__WHAT IS REQUIRED__: Please quote every line word for word.
##### PROVIDED RECORDS
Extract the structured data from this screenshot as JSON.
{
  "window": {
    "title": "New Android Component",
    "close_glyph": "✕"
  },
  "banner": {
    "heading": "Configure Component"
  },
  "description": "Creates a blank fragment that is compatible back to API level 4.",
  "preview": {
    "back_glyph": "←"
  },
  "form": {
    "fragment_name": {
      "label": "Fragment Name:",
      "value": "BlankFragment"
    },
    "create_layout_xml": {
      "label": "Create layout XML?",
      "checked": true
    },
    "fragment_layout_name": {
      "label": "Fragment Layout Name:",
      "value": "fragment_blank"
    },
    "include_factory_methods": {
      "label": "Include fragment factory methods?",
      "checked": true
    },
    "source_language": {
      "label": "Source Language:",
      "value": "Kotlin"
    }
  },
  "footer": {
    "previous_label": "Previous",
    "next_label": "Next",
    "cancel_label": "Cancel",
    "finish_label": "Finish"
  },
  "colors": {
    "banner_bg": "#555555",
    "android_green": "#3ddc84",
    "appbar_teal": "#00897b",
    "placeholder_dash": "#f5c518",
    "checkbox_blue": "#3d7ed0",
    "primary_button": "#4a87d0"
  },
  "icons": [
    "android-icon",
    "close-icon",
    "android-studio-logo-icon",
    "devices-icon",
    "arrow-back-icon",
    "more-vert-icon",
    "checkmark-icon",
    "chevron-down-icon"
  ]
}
##########
__OUTPUT FOR THIS EXERCISE__:
Extract the structured data from this screenshot as JSON.
{
  "window": {
    "title": "New Android Component",
    "close_glyph": "✕"
  },
  "banner": {
    "heading": "Configure Component"
  },
  "description": "Creates a blank fragment that is compatible back to API level 4.",
  "preview": {
    "back_glyph": "←"
  },
  "form": {
    "fragment_name": {
      "label": "Fragment Name:",
      "value": "BlankFragment"
    },
    "create_layout_xml": {
      "label": "Create layout XML?",
      "checked": true
    },
    "fragment_layout_name": {
      "label": "Fragment Layout Name:",
      "value": "fragment_blank"
    },
    "include_factory_methods": {
      "label": "Include fragment factory methods?",
      "checked": true
    },
    "source_language": {
      "label": "Source Language:",
      "value": "Kotlin"
    }
  },
  "footer": {
    "previous_label": "Previous",
    "next_label": "Next",
    "cancel_label": "Cancel",
    "finish_label": "Finish"
  },
  "colors": {
    "banner_bg": "#555555",
    "android_green": "#3ddc84",
    "appbar_teal": "#00897b",
    "placeholder_dash": "#f5c518",
    "checkbox_blue": "#3d7ed0",
    "primary_button": "#4a87d0"
  },
  "icons": [
    "android-icon",
    "close-icon",
    "android-studio-logo-icon",
    "devices-icon",
    "arrow-back-icon",
    "more-vert-icon",
    "checkmark-icon",
    "chevron-down-icon"
  ]
}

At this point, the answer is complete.